Data items
···
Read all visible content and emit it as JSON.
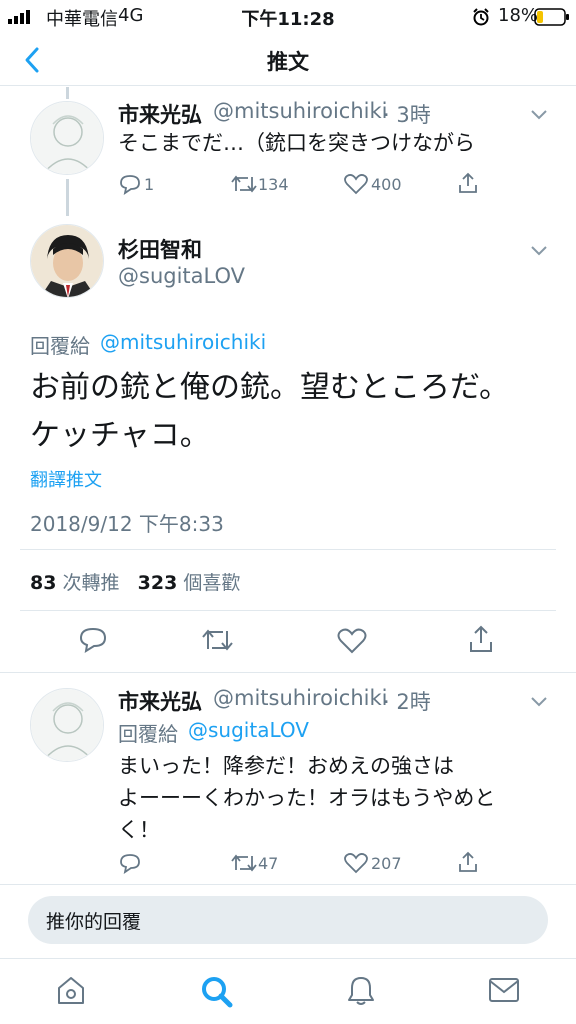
{
  "status_bar": {
    "carrier": "中華電信",
    "network": "4G",
    "time": "下午11:28",
    "battery": "18%"
  },
  "header": {
    "title": "推文"
  },
  "tweets": [
    {
      "name": "市来光弘",
      "handle": "@mitsuhiroichiki",
      "time": "· 3時",
      "text": "そこまでだ…（銃口を突きつけながら",
      "replies": "1",
      "retweets": "134",
      "likes": "400"
    }
  ],
  "main_tweet": {
    "name": "杉田智和",
    "handle": "@sugitaLOV",
    "reply_label": "回覆給",
    "reply_to": "@mitsuhiroichiki",
    "text_line1": "お前の銃と俺の銃。望むところだ。",
    "text_line2": "ケッチャコ。",
    "translate": "翻譯推文",
    "timestamp": "2018/9/12 下午8:33",
    "retweet_count": "83",
    "retweet_label": "次轉推",
    "like_count": "323",
    "like_label": "個喜歡"
  },
  "reply_tweet": {
    "name": "市来光弘",
    "handle": "@mitsuhiroichiki",
    "time": "· 2時",
    "reply_label": "回覆給",
    "reply_to": "@sugitaLOV",
    "line1": "まいった！降参だ！おめえの強さは",
    "line2": "よーーーくわかった！オラはもうやめと",
    "line3": "く！",
    "replies": "",
    "retweets": "47",
    "likes": "207"
  },
  "reply_bar": {
    "placeholder": "推你的回覆"
  },
  "colors": {
    "accent": "#1da1f2",
    "secondary_text": "#657786",
    "divider": "#e1e8ed"
  }
}
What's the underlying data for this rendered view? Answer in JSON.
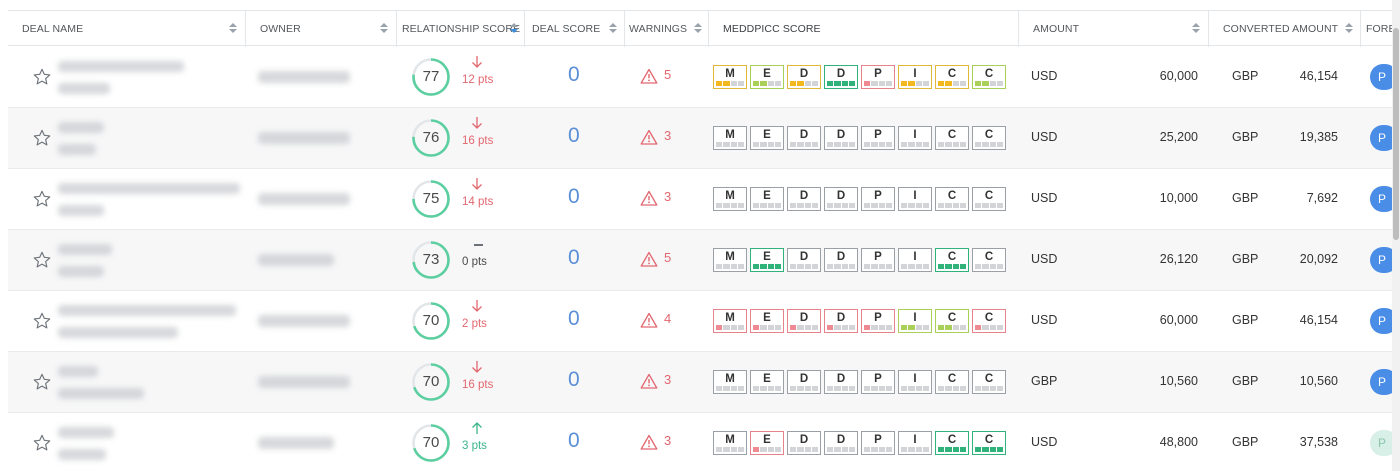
{
  "columns": [
    {
      "key": "deal_name",
      "label": "DEAL NAME"
    },
    {
      "key": "owner",
      "label": "OWNER"
    },
    {
      "key": "relationship_score",
      "label": "RELATIONSHIP SCORE"
    },
    {
      "key": "deal_score",
      "label": "DEAL SCORE"
    },
    {
      "key": "warnings",
      "label": "WARNINGS"
    },
    {
      "key": "meddpicc",
      "label": "MEDDPICC SCORE"
    },
    {
      "key": "amount",
      "label": "AMOUNT"
    },
    {
      "key": "converted_amount",
      "label": "CONVERTED AMOUNT"
    },
    {
      "key": "forecast",
      "label": "FORE"
    }
  ],
  "meddpicc_letters": [
    "M",
    "E",
    "D",
    "D",
    "P",
    "I",
    "C",
    "C"
  ],
  "colors": {
    "accent": "#3d8fe0",
    "ring": "#5ccfa0",
    "ring_track": "#e3e6e9",
    "down": "#e2676f",
    "up": "#3bb58a",
    "level": {
      "yellow": "#f2b81d",
      "lime": "#a9d15a",
      "green": "#2fb37a",
      "red": "#f08a92",
      "grey": "#d2d4d7"
    },
    "border": {
      "yellow": "#e0b93a",
      "lime": "#a9d15a",
      "green": "#2fb37a",
      "red": "#e8838b",
      "grey": "#9aa0a6"
    }
  },
  "rows": [
    {
      "rel_score": "77",
      "rel_value": 77,
      "trend": "down",
      "pts": "12 pts",
      "deal_score": "0",
      "warnings": "5",
      "meddpicc": [
        [
          "yellow",
          2
        ],
        [
          "lime",
          2
        ],
        [
          "yellow",
          2
        ],
        [
          "green",
          4
        ],
        [
          "red",
          1
        ],
        [
          "yellow",
          2
        ],
        [
          "yellow",
          2
        ],
        [
          "lime",
          2
        ]
      ],
      "amount_currency": "USD",
      "amount": "60,000",
      "conv_currency": "GBP",
      "conv_amount": "46,154",
      "forecast": "P"
    },
    {
      "rel_score": "76",
      "rel_value": 76,
      "trend": "down",
      "pts": "16 pts",
      "deal_score": "0",
      "warnings": "3",
      "meddpicc": [
        [
          "grey",
          0
        ],
        [
          "grey",
          0
        ],
        [
          "grey",
          0
        ],
        [
          "grey",
          0
        ],
        [
          "grey",
          0
        ],
        [
          "grey",
          0
        ],
        [
          "grey",
          0
        ],
        [
          "grey",
          0
        ]
      ],
      "amount_currency": "USD",
      "amount": "25,200",
      "conv_currency": "GBP",
      "conv_amount": "19,385",
      "forecast": "P"
    },
    {
      "rel_score": "75",
      "rel_value": 75,
      "trend": "down",
      "pts": "14 pts",
      "deal_score": "0",
      "warnings": "3",
      "meddpicc": [
        [
          "grey",
          0
        ],
        [
          "grey",
          0
        ],
        [
          "grey",
          0
        ],
        [
          "grey",
          0
        ],
        [
          "grey",
          0
        ],
        [
          "grey",
          0
        ],
        [
          "grey",
          0
        ],
        [
          "grey",
          0
        ]
      ],
      "amount_currency": "USD",
      "amount": "10,000",
      "conv_currency": "GBP",
      "conv_amount": "7,692",
      "forecast": "P"
    },
    {
      "rel_score": "73",
      "rel_value": 73,
      "trend": "flat",
      "pts": "0 pts",
      "deal_score": "0",
      "warnings": "5",
      "meddpicc": [
        [
          "grey",
          0
        ],
        [
          "green",
          4
        ],
        [
          "grey",
          0
        ],
        [
          "grey",
          0
        ],
        [
          "grey",
          0
        ],
        [
          "grey",
          0
        ],
        [
          "green",
          4
        ],
        [
          "grey",
          0
        ]
      ],
      "amount_currency": "USD",
      "amount": "26,120",
      "conv_currency": "GBP",
      "conv_amount": "20,092",
      "forecast": "P"
    },
    {
      "rel_score": "70",
      "rel_value": 70,
      "trend": "down",
      "pts": "2 pts",
      "deal_score": "0",
      "warnings": "4",
      "meddpicc": [
        [
          "red",
          1
        ],
        [
          "red",
          1
        ],
        [
          "red",
          1
        ],
        [
          "red",
          1
        ],
        [
          "red",
          1
        ],
        [
          "lime",
          2
        ],
        [
          "lime",
          2
        ],
        [
          "red",
          1
        ]
      ],
      "amount_currency": "USD",
      "amount": "60,000",
      "conv_currency": "GBP",
      "conv_amount": "46,154",
      "forecast": "P"
    },
    {
      "rel_score": "70",
      "rel_value": 70,
      "trend": "down",
      "pts": "16 pts",
      "deal_score": "0",
      "warnings": "3",
      "meddpicc": [
        [
          "grey",
          0
        ],
        [
          "grey",
          0
        ],
        [
          "grey",
          0
        ],
        [
          "grey",
          0
        ],
        [
          "grey",
          0
        ],
        [
          "grey",
          0
        ],
        [
          "grey",
          0
        ],
        [
          "grey",
          0
        ]
      ],
      "amount_currency": "GBP",
      "amount": "10,560",
      "conv_currency": "GBP",
      "conv_amount": "10,560",
      "forecast": "P"
    },
    {
      "rel_score": "70",
      "rel_value": 70,
      "trend": "up",
      "pts": "3 pts",
      "deal_score": "0",
      "warnings": "3",
      "meddpicc": [
        [
          "grey",
          0
        ],
        [
          "red",
          1
        ],
        [
          "grey",
          0
        ],
        [
          "grey",
          0
        ],
        [
          "grey",
          0
        ],
        [
          "grey",
          0
        ],
        [
          "green",
          4
        ],
        [
          "green",
          4
        ]
      ],
      "amount_currency": "USD",
      "amount": "48,800",
      "conv_currency": "GBP",
      "conv_amount": "37,538",
      "forecast": "P",
      "forecast_light": true
    }
  ]
}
···
→ Task statement:
Tally the lines of the listing that include "sugitaLOV". Reply with nothing but the count.

→ Written solution:
2